> What this task involves
For this exercise, repeat all of the material verbatim apart from its images.
************
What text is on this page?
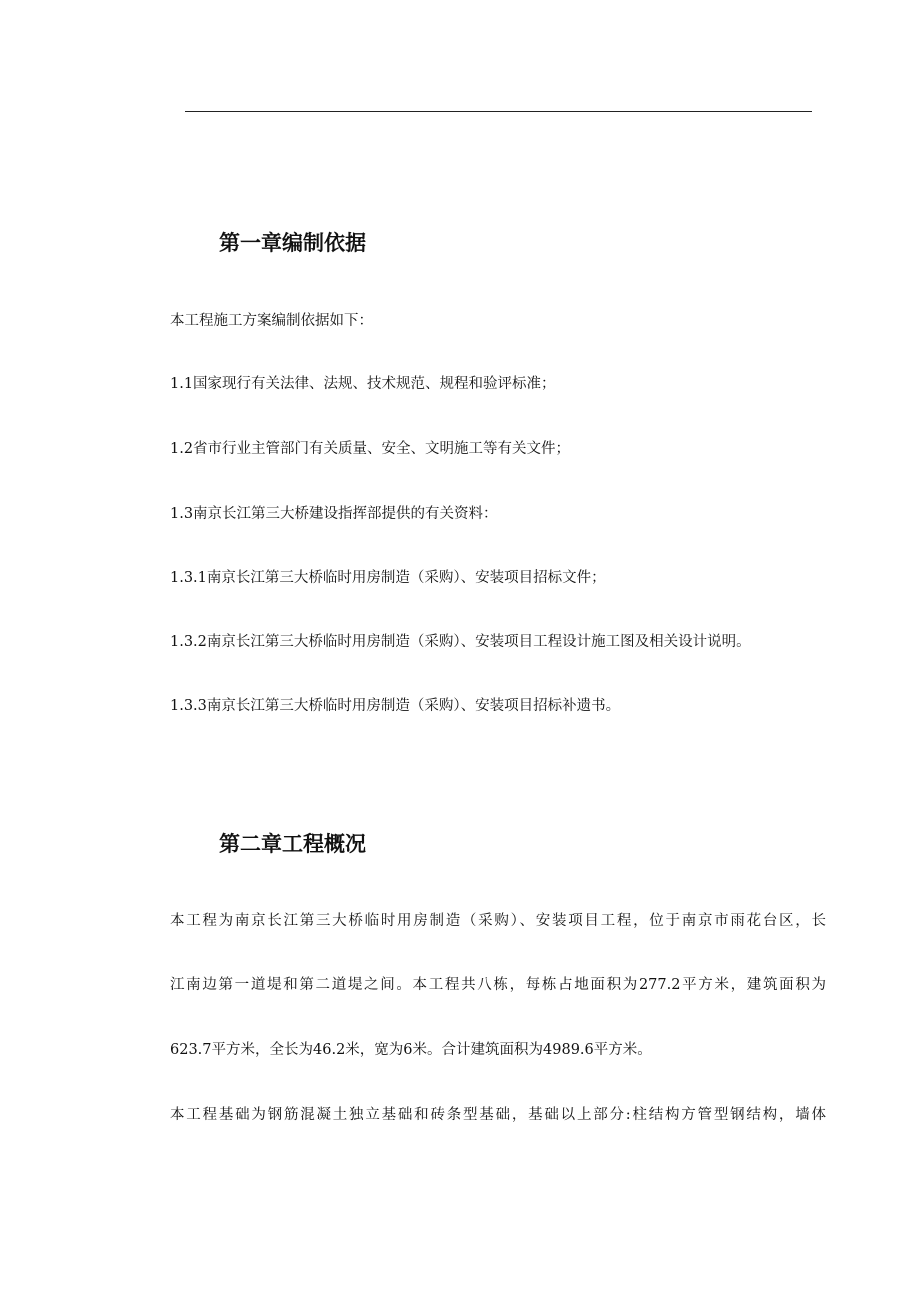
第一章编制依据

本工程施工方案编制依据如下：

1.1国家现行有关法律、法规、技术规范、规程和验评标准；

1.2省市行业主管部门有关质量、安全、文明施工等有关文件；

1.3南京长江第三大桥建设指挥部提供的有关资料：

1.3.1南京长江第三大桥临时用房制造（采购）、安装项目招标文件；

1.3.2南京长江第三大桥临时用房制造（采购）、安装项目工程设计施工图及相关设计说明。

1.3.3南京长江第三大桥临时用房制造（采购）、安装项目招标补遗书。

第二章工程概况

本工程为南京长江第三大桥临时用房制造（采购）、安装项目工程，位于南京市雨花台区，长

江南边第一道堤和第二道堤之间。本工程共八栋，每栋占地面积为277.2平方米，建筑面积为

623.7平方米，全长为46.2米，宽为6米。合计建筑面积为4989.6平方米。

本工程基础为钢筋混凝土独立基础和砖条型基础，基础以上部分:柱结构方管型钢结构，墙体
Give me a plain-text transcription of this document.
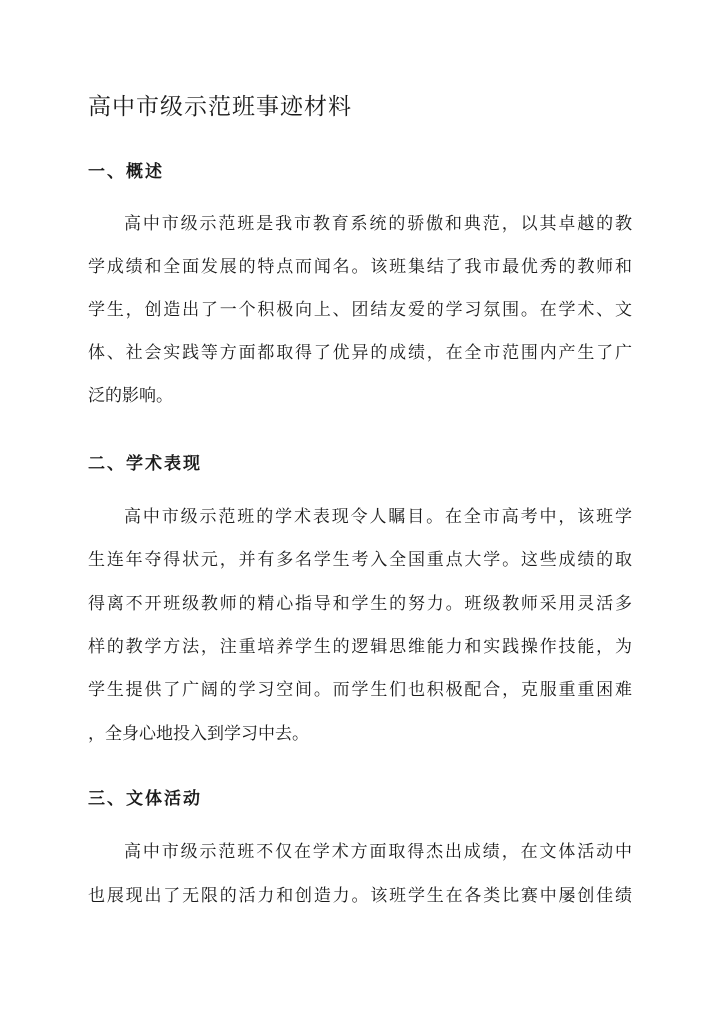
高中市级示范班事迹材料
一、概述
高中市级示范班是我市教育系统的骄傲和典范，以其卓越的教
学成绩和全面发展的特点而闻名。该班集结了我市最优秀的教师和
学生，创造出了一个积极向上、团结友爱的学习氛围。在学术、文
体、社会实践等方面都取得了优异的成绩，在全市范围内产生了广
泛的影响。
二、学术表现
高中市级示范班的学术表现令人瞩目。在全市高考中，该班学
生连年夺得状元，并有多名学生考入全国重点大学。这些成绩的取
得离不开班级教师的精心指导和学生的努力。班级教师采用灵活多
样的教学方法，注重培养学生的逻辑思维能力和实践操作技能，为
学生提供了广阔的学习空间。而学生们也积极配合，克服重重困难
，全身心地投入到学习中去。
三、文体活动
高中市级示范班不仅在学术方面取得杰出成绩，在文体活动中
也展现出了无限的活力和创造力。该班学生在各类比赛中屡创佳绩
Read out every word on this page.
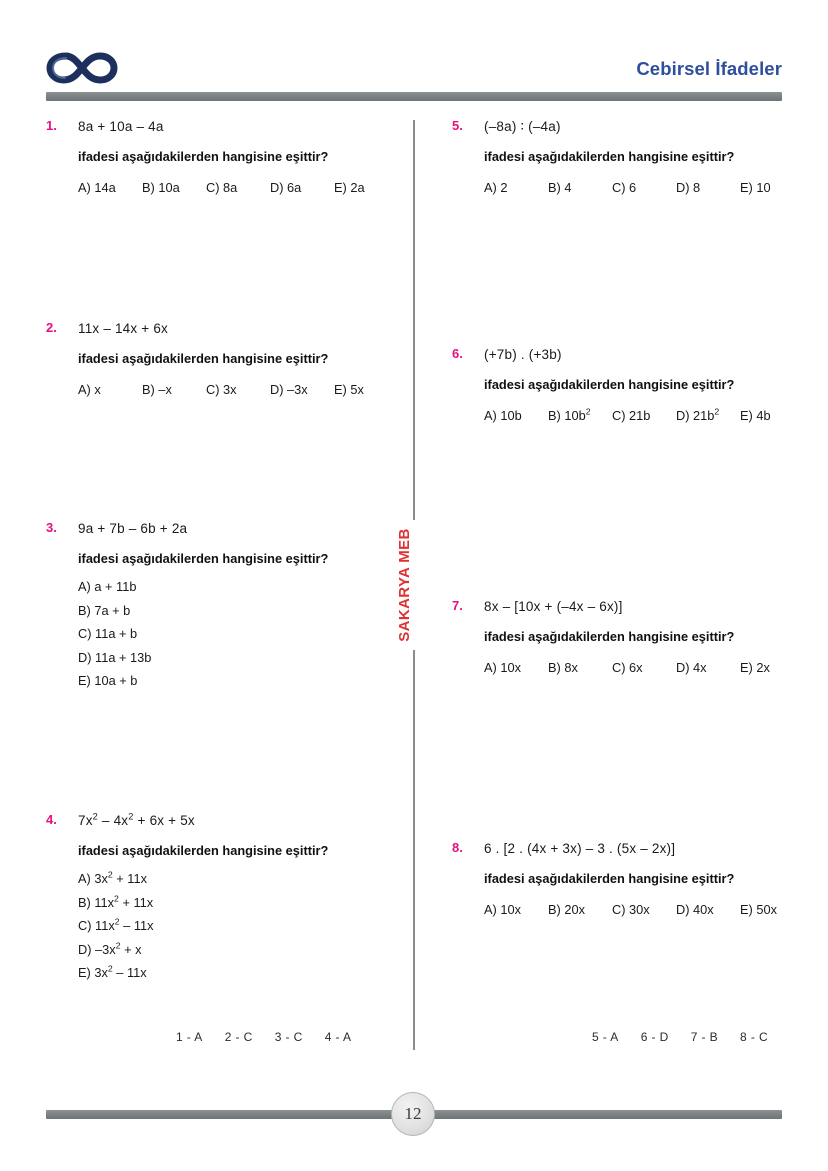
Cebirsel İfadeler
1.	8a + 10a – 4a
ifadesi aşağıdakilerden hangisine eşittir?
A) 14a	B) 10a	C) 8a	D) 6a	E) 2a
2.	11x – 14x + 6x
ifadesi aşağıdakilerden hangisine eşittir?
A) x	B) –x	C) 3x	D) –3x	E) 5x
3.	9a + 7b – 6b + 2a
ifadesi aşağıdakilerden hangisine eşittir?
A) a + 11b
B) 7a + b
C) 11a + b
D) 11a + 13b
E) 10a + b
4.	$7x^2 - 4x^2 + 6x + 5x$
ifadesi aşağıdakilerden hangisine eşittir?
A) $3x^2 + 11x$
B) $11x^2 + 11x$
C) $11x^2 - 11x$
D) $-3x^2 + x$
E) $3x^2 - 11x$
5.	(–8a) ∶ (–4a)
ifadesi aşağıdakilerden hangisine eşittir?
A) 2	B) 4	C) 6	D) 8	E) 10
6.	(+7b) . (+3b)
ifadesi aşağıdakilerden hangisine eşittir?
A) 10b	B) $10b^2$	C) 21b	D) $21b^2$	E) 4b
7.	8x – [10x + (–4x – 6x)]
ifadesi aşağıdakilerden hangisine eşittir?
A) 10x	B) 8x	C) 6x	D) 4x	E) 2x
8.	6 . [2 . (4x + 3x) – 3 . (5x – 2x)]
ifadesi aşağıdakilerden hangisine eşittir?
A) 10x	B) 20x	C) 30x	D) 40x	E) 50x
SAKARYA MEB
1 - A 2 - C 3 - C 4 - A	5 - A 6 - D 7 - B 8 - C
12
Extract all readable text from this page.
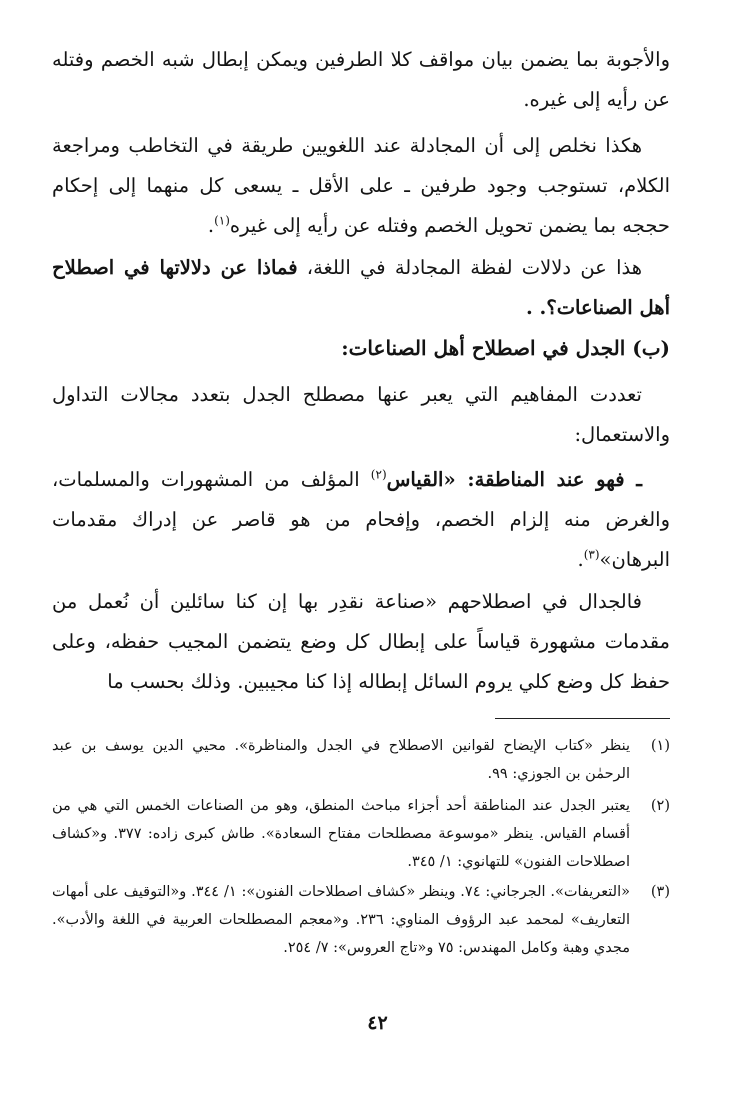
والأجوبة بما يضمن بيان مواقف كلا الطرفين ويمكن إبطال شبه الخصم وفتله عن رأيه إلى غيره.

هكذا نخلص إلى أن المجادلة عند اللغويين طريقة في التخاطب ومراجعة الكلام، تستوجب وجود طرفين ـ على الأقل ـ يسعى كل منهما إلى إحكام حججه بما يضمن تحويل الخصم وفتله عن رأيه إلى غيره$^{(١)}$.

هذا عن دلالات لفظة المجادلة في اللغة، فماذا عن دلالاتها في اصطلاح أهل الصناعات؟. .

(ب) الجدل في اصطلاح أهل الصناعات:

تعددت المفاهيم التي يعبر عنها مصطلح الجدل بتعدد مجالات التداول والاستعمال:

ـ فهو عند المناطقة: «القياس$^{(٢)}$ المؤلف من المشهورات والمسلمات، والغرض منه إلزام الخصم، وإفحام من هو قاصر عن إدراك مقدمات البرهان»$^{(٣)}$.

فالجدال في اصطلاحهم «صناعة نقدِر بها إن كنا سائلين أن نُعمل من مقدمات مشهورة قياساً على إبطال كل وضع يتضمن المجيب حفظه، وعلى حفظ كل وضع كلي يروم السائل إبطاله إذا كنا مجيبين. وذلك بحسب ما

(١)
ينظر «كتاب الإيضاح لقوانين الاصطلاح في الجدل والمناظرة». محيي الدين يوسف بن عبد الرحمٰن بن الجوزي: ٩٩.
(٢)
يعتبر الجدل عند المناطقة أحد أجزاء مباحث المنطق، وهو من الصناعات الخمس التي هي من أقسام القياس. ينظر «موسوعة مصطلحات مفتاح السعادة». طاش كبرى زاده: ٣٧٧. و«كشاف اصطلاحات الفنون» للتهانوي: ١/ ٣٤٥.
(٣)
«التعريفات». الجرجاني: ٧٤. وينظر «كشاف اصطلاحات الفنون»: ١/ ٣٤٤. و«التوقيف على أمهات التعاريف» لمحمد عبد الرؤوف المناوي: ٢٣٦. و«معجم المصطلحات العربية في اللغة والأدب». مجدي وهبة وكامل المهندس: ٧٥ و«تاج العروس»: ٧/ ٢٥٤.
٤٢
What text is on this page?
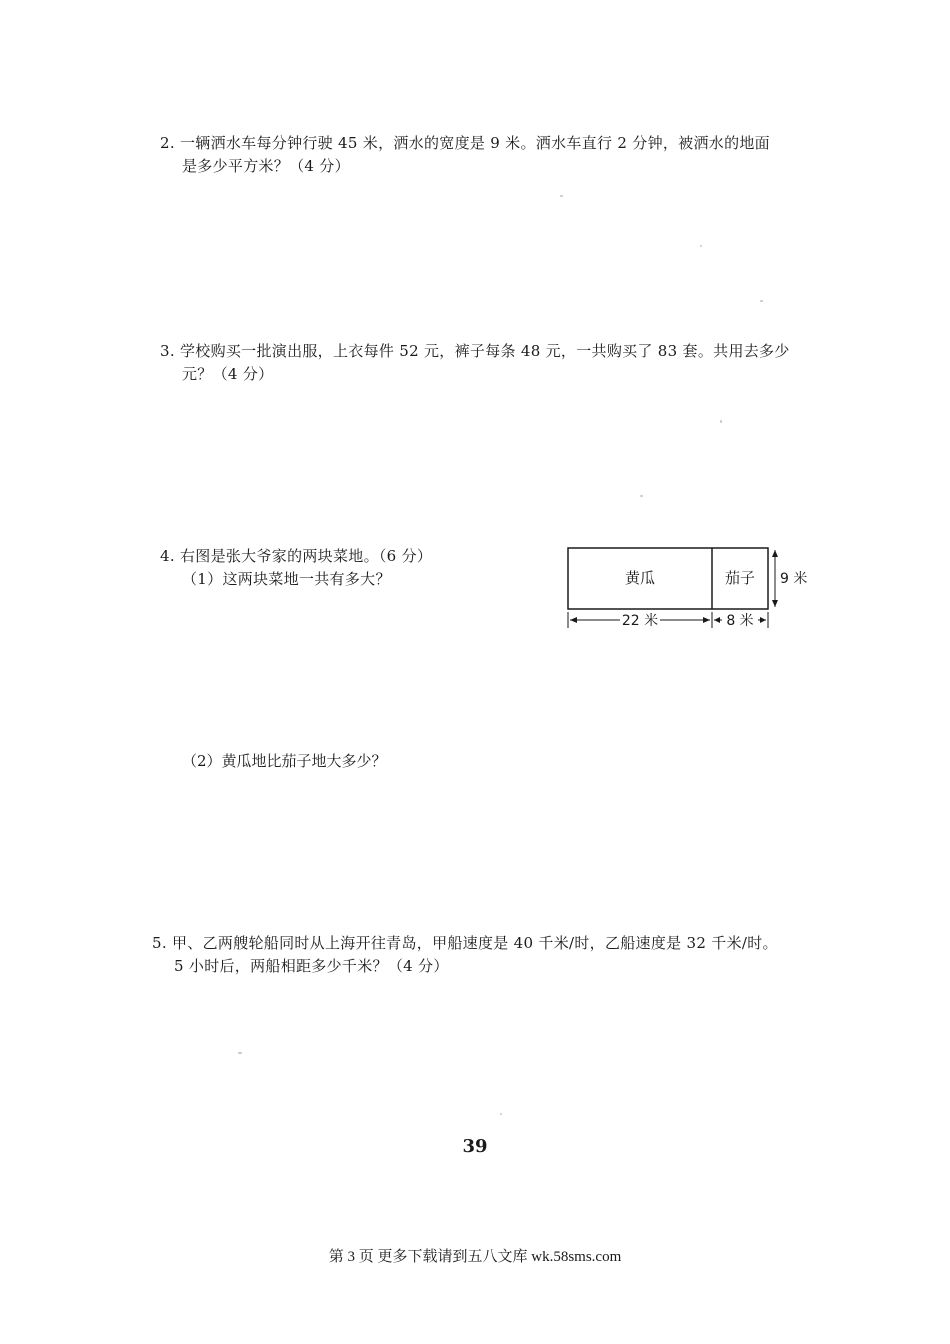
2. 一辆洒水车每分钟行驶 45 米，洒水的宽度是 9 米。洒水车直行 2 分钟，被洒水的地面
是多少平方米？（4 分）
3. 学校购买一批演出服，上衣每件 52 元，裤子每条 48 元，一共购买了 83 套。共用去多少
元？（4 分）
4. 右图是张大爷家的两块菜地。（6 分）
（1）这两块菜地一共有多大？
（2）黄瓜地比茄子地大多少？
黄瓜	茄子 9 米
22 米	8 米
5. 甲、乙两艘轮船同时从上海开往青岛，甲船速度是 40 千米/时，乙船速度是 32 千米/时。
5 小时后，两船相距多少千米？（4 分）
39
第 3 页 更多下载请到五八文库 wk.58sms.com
************
> Output for this exercise
What text is on this page?
第一章编制依据

本工程施工方案编制依据如下：

1.1国家现行有关法律、法规、技术规范、规程和验评标准；

1.2省市行业主管部门有关质量、安全、文明施工等有关文件；

1.3南京长江第三大桥建设指挥部提供的有关资料：

1.3.1南京长江第三大桥临时用房制造（采购）、安装项目招标文件；

1.3.2南京长江第三大桥临时用房制造（采购）、安装项目工程设计施工图及相关设计说明。

1.3.3南京长江第三大桥临时用房制造（采购）、安装项目招标补遗书。

第二章工程概况

本工程为南京长江第三大桥临时用房制造（采购）、安装项目工程，位于南京市雨花台区，长

江南边第一道堤和第二道堤之间。本工程共八栋，每栋占地面积为277.2平方米，建筑面积为

623.7平方米，全长为46.2米，宽为6米。合计建筑面积为4989.6平方米。

本工程基础为钢筋混凝土独立基础和砖条型基础，基础以上部分:柱结构方管型钢结构，墙体
Give me a plain-text transcription of this document.
高中市级示范班事迹材料
一、概述
高中市级示范班是我市教育系统的骄傲和典范，以其卓越的教
学成绩和全面发展的特点而闻名。该班集结了我市最优秀的教师和
学生，创造出了一个积极向上、团结友爱的学习氛围。在学术、文
体、社会实践等方面都取得了优异的成绩，在全市范围内产生了广
泛的影响。
二、学术表现
高中市级示范班的学术表现令人瞩目。在全市高考中，该班学
生连年夺得状元，并有多名学生考入全国重点大学。这些成绩的取
得离不开班级教师的精心指导和学生的努力。班级教师采用灵活多
样的教学方法，注重培养学生的逻辑思维能力和实践操作技能，为
学生提供了广阔的学习空间。而学生们也积极配合，克服重重困难
，全身心地投入到学习中去。
三、文体活动
高中市级示范班不仅在学术方面取得杰出成绩，在文体活动中
也展现出了无限的活力和创造力。该班学生在各类比赛中屡创佳绩
Read out every word on this page.
Cebirsel İfadeler
1.	8a + 10a – 4a
ifadesi aşağıdakilerden hangisine eşittir?
A) 14a	B) 10a	C) 8a	D) 6a	E) 2a
2.	11x – 14x + 6x
ifadesi aşağıdakilerden hangisine eşittir?
A) x	B) –x	C) 3x	D) –3x	E) 5x
3.	9a + 7b – 6b + 2a
ifadesi aşağıdakilerden hangisine eşittir?
A) a + 11b
B) 7a + b
C) 11a + b
D) 11a + 13b
E) 10a + b
4.	$7x^2 - 4x^2 + 6x + 5x$
ifadesi aşağıdakilerden hangisine eşittir?
A) $3x^2 + 11x$
B) $11x^2 + 11x$
C) $11x^2 - 11x$
D) $-3x^2 + x$
E) $3x^2 - 11x$
5.	(–8a) ∶ (–4a)
ifadesi aşağıdakilerden hangisine eşittir?
A) 2	B) 4	C) 6	D) 8	E) 10
6.	(+7b) . (+3b)
ifadesi aşağıdakilerden hangisine eşittir?
A) 10b	B) $10b^2$	C) 21b	D) $21b^2$	E) 4b
7.	8x – [10x + (–4x – 6x)]
ifadesi aşağıdakilerden hangisine eşittir?
A) 10x	B) 8x	C) 6x	D) 4x	E) 2x
8.	6 . [2 . (4x + 3x) – 3 . (5x – 2x)]
ifadesi aşağıdakilerden hangisine eşittir?
A) 10x	B) 20x	C) 30x	D) 40x	E) 50x
SAKARYA MEB
1 - A 2 - C 3 - C 4 - A	5 - A 6 - D 7 - B 8 - C
12
Extract all readable text from this page.
والأجوبة بما يضمن بيان مواقف كلا الطرفين ويمكن إبطال شبه الخصم وفتله عن رأيه إلى غيره.

هكذا نخلص إلى أن المجادلة عند اللغويين طريقة في التخاطب ومراجعة الكلام، تستوجب وجود طرفين ـ على الأقل ـ يسعى كل منهما إلى إحكام حججه بما يضمن تحويل الخصم وفتله عن رأيه إلى غيره$^{(١)}$.

هذا عن دلالات لفظة المجادلة في اللغة، فماذا عن دلالاتها في اصطلاح أهل الصناعات؟. .

(ب) الجدل في اصطلاح أهل الصناعات:

تعددت المفاهيم التي يعبر عنها مصطلح الجدل بتعدد مجالات التداول والاستعمال:

ـ فهو عند المناطقة: «القياس$^{(٢)}$ المؤلف من المشهورات والمسلمات، والغرض منه إلزام الخصم، وإفحام من هو قاصر عن إدراك مقدمات البرهان»$^{(٣)}$.

فالجدال في اصطلاحهم «صناعة نقدِر بها إن كنا سائلين أن نُعمل من مقدمات مشهورة قياساً على إبطال كل وضع يتضمن المجيب حفظه، وعلى حفظ كل وضع كلي يروم السائل إبطاله إذا كنا مجيبين. وذلك بحسب ما

(١)
ينظر «كتاب الإيضاح لقوانين الاصطلاح في الجدل والمناظرة». محيي الدين يوسف بن عبد الرحمٰن بن الجوزي: ٩٩.
(٢)
يعتبر الجدل عند المناطقة أحد أجزاء مباحث المنطق، وهو من الصناعات الخمس التي هي من أقسام القياس. ينظر «موسوعة مصطلحات مفتاح السعادة». طاش كبرى زاده: ٣٧٧. و«كشاف اصطلاحات الفنون» للتهانوي: ١/ ٣٤٥.
(٣)
«التعريفات». الجرجاني: ٧٤. وينظر «كشاف اصطلاحات الفنون»: ١/ ٣٤٤. و«التوقيف على أمهات التعاريف» لمحمد عبد الرؤوف المناوي: ٢٣٦. و«معجم المصطلحات العربية في اللغة والأدب». مجدي وهبة وكامل المهندس: ٧٥ و«تاج العروس»: ٧/ ٢٥٤.
٤٢
What text is on this page?
2. 一辆洒水车每分钟行驶 45 米，洒水的宽度是 9 米。洒水车直行 2 分钟，被洒水的地面
是多少平方米？（4 分）
3. 学校购买一批演出服，上衣每件 52 元，裤子每条 48 元，一共购买了 83 套。共用去多少
元？（4 分）
4. 右图是张大爷家的两块菜地。（6 分）
（1）这两块菜地一共有多大？
（2）黄瓜地比茄子地大多少？
黄瓜	茄子 9 米
22 米	8 米
5. 甲、乙两艘轮船同时从上海开往青岛，甲船速度是 40 千米/时，乙船速度是 32 千米/时。
5 小时后，两船相距多少千米？（4 分）
39
第 3 页 更多下载请到五八文库 wk.58sms.com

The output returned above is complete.